#### Work to do:
Would you repeat the listing exactly but omit every picture?

#### Available data:
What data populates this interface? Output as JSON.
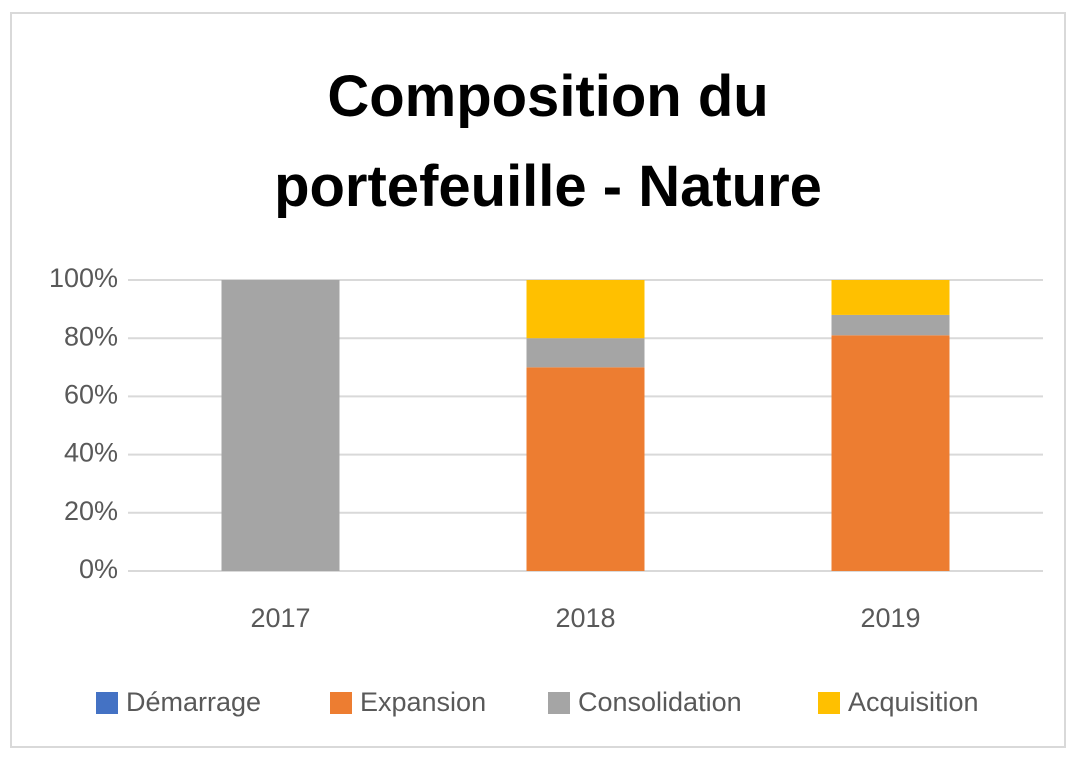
{
  "chart_data": {
    "type": "bar",
    "stacked": true,
    "title": "Composition du portefeuille - Nature",
    "categories": [
      "2017",
      "2018",
      "2019"
    ],
    "series": [
      {
        "name": "Démarrage",
        "color": "#4472c4",
        "values": [
          0,
          0,
          0
        ]
      },
      {
        "name": "Expansion",
        "color": "#ed7d31",
        "values": [
          0,
          70,
          81
        ]
      },
      {
        "name": "Consolidation",
        "color": "#a5a5a5",
        "values": [
          100,
          10,
          7
        ]
      },
      {
        "name": "Acquisition",
        "color": "#ffc000",
        "values": [
          0,
          20,
          12
        ]
      }
    ],
    "ylim": [
      0,
      100
    ],
    "yticks": [
      {
        "value": 0,
        "label": "0%"
      },
      {
        "value": 20,
        "label": "20%"
      },
      {
        "value": 40,
        "label": "40%"
      },
      {
        "value": 60,
        "label": "60%"
      },
      {
        "value": 80,
        "label": "80%"
      },
      {
        "value": 100,
        "label": "100%"
      }
    ],
    "grid": true,
    "legend": "bottom"
  }
}
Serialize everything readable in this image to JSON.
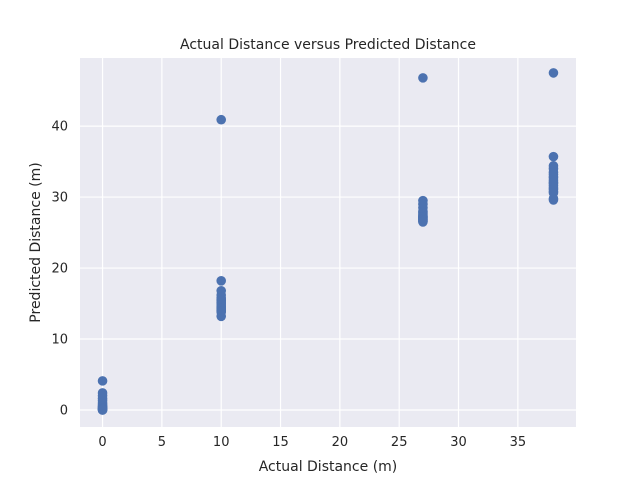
{
  "chart_data": {
    "type": "scatter",
    "title": "Actual Distance versus Predicted Distance",
    "xlabel": "Actual Distance (m)",
    "ylabel": "Predicted Distance (m)",
    "xlim": [
      -1.9,
      39.9
    ],
    "ylim": [
      -2.4,
      49.6
    ],
    "xticks": [
      0,
      5,
      10,
      15,
      20,
      25,
      30,
      35
    ],
    "yticks": [
      0,
      10,
      20,
      30,
      40
    ],
    "grid": true,
    "legend": "none",
    "colors": {
      "background": "#EAEAF2",
      "grid": "#FFFFFF",
      "marker": "#4C72B0"
    },
    "series": [
      {
        "x": [
          0,
          0,
          0,
          0,
          0,
          0,
          0,
          0,
          0,
          0,
          0,
          0,
          0,
          0,
          0,
          0,
          0,
          0,
          10,
          10,
          10,
          10,
          10,
          10,
          10,
          10,
          10,
          10,
          10,
          10,
          10,
          10,
          10,
          10,
          10,
          10,
          27,
          27,
          27,
          27,
          27,
          27,
          27,
          27,
          27,
          27,
          27,
          27,
          27,
          27,
          27,
          27,
          27,
          38,
          38,
          38,
          38,
          38,
          38,
          38,
          38,
          38,
          38,
          38,
          38,
          38,
          38,
          38,
          38,
          38,
          38
        ],
        "y": [
          4.1,
          2.4,
          2.0,
          1.6,
          1.3,
          1.0,
          0.8,
          0.6,
          0.5,
          0.4,
          0.3,
          0.25,
          0.2,
          0.15,
          0.1,
          0.05,
          0.0,
          0.0,
          40.9,
          18.2,
          16.8,
          16.2,
          15.8,
          15.6,
          15.4,
          15.2,
          15.0,
          14.8,
          14.6,
          14.4,
          14.3,
          14.2,
          14.0,
          13.9,
          13.8,
          13.2,
          46.8,
          29.5,
          29.0,
          28.5,
          28.0,
          27.8,
          27.6,
          27.4,
          27.3,
          27.2,
          27.1,
          27.0,
          26.9,
          26.8,
          26.7,
          26.6,
          26.5,
          47.5,
          35.7,
          34.4,
          34.0,
          33.5,
          33.2,
          32.9,
          32.7,
          32.4,
          32.1,
          31.9,
          31.6,
          31.3,
          31.1,
          30.8,
          30.6,
          29.8,
          29.6
        ]
      }
    ]
  }
}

#### Written response:
What data populates this interface? Output as JSON.
{
  "chart_data": {
    "type": "bar",
    "stacked": true,
    "title": "Composition du portefeuille - Nature",
    "categories": [
      "2017",
      "2018",
      "2019"
    ],
    "series": [
      {
        "name": "Démarrage",
        "color": "#4472c4",
        "values": [
          0,
          0,
          0
        ]
      },
      {
        "name": "Expansion",
        "color": "#ed7d31",
        "values": [
          0,
          70,
          81
        ]
      },
      {
        "name": "Consolidation",
        "color": "#a5a5a5",
        "values": [
          100,
          10,
          7
        ]
      },
      {
        "name": "Acquisition",
        "color": "#ffc000",
        "values": [
          0,
          20,
          12
        ]
      }
    ],
    "ylim": [
      0,
      100
    ],
    "yticks": [
      {
        "value": 0,
        "label": "0%"
      },
      {
        "value": 20,
        "label": "20%"
      },
      {
        "value": 40,
        "label": "40%"
      },
      {
        "value": 60,
        "label": "60%"
      },
      {
        "value": 80,
        "label": "80%"
      },
      {
        "value": 100,
        "label": "100%"
      }
    ],
    "grid": true,
    "legend": "bottom"
  }
}
Serialize everything readable in this image to JSON.
{
  "chart_data": {
    "type": "scatter",
    "title": "Actual Distance versus Predicted Distance",
    "xlabel": "Actual Distance (m)",
    "ylabel": "Predicted Distance (m)",
    "xlim": [
      -1.9,
      39.9
    ],
    "ylim": [
      -2.4,
      49.6
    ],
    "xticks": [
      0,
      5,
      10,
      15,
      20,
      25,
      30,
      35
    ],
    "yticks": [
      0,
      10,
      20,
      30,
      40
    ],
    "grid": true,
    "legend": "none",
    "colors": {
      "background": "#EAEAF2",
      "grid": "#FFFFFF",
      "marker": "#4C72B0"
    },
    "series": [
      {
        "x": [
          0,
          0,
          0,
          0,
          0,
          0,
          0,
          0,
          0,
          0,
          0,
          0,
          0,
          0,
          0,
          0,
          0,
          0,
          10,
          10,
          10,
          10,
          10,
          10,
          10,
          10,
          10,
          10,
          10,
          10,
          10,
          10,
          10,
          10,
          10,
          10,
          27,
          27,
          27,
          27,
          27,
          27,
          27,
          27,
          27,
          27,
          27,
          27,
          27,
          27,
          27,
          27,
          27,
          38,
          38,
          38,
          38,
          38,
          38,
          38,
          38,
          38,
          38,
          38,
          38,
          38,
          38,
          38,
          38,
          38,
          38
        ],
        "y": [
          4.1,
          2.4,
          2.0,
          1.6,
          1.3,
          1.0,
          0.8,
          0.6,
          0.5,
          0.4,
          0.3,
          0.25,
          0.2,
          0.15,
          0.1,
          0.05,
          0.0,
          0.0,
          40.9,
          18.2,
          16.8,
          16.2,
          15.8,
          15.6,
          15.4,
          15.2,
          15.0,
          14.8,
          14.6,
          14.4,
          14.3,
          14.2,
          14.0,
          13.9,
          13.8,
          13.2,
          46.8,
          29.5,
          29.0,
          28.5,
          28.0,
          27.8,
          27.6,
          27.4,
          27.3,
          27.2,
          27.1,
          27.0,
          26.9,
          26.8,
          26.7,
          26.6,
          26.5,
          47.5,
          35.7,
          34.4,
          34.0,
          33.5,
          33.2,
          32.9,
          32.7,
          32.4,
          32.1,
          31.9,
          31.6,
          31.3,
          31.1,
          30.8,
          30.6,
          29.8,
          29.6
        ]
      }
    ]
  }
}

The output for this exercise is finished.